Dataset excerpt
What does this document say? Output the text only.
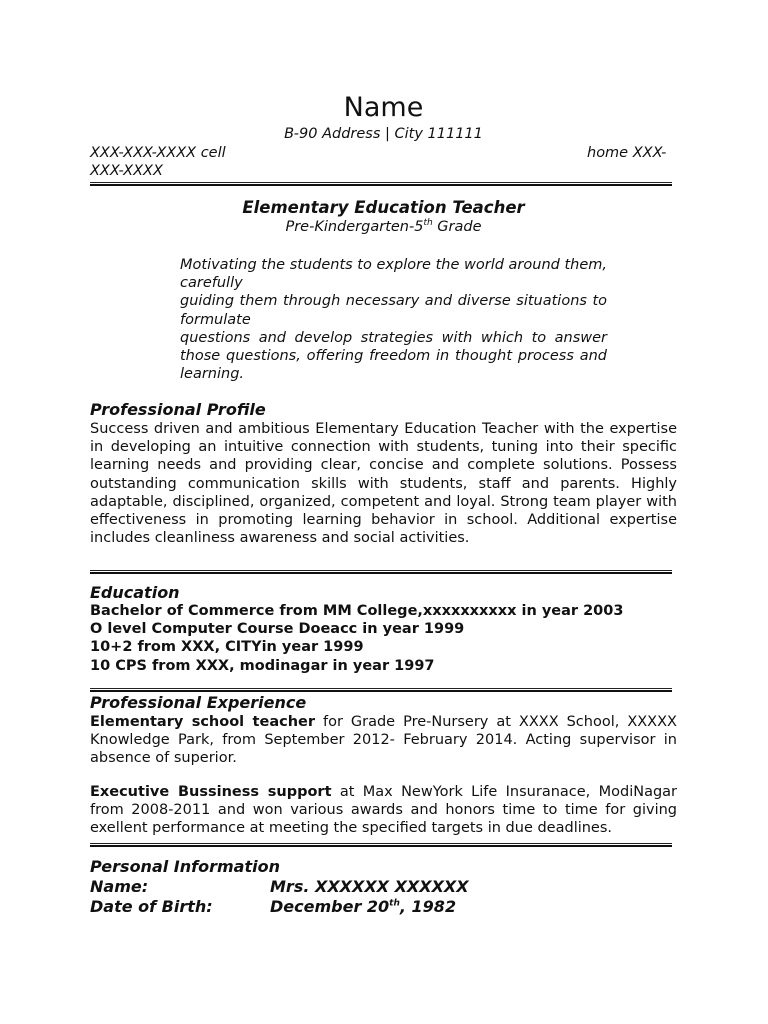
Name
B-90 Address | City 111111
XXX-XXX-XXXX cell	home XXX-
XXX-XXXX
Elementary Education Teacher
Pre-Kindergarten-5th Grade

Motivating the students to explore the world around them, carefully

guiding them through necessary and diverse situations to formulate

questions and develop strategies with which to answer those questions, offering freedom in thought process and learning.

Professional Profile
Success driven and ambitious Elementary Education Teacher with the expertise in developing an intuitive connection with students, tuning into their specific learning needs and providing clear, concise and complete solutions. Possess outstanding communication skills with students, staff and parents. Highly adaptable, disciplined, organized, competent and loyal. Strong team player with effectiveness in promoting learning behavior in school. Additional expertise includes cleanliness awareness and social activities.
Education
Bachelor of Commerce from MM College,xxxxxxxxxx in year 2003
O level Computer Course Doeacc in year 1999
10+2 from XXX, CITYin year 1999
10 CPS from XXX, modinagar in year 1997
Professional Experience
Elementary school teacher for Grade Pre-Nursery at XXXX School, XXXXX Knowledge Park, from September 2012- February 2014. Acting supervisor in absence of superior.
Executive Bussiness support at Max NewYork Life Insuranace, ModiNagar from 2008-2011 and won various awards and honors time to time for giving exellent performance at meeting the specified targets in due deadlines.
Personal Information
Name:	Mrs. XXXXXX XXXXXX
Date of Birth:	December 20th, 1982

DIRECTION: Search the listing for the string "from". Copy each line where it turns up.

THE RESPONSE:
Bachelor of Commerce from MM College,xxxxxxxxxx in year 2003
10+2 from XXX, CITYin year 1999
10 CPS from XXX, modinagar in year 1997
Elementary school teacher for Grade Pre-Nursery at XXXX School, XXXXX Knowledge Park, from September 2012- February 2014. Acting supervisor in absence of superior.
Executive Bussiness support at Max NewYork Life Insuranace, ModiNagar from 2008-2011 and won various awards and honors time to time for giving exellent performance at meeting the specified targets in due deadlines.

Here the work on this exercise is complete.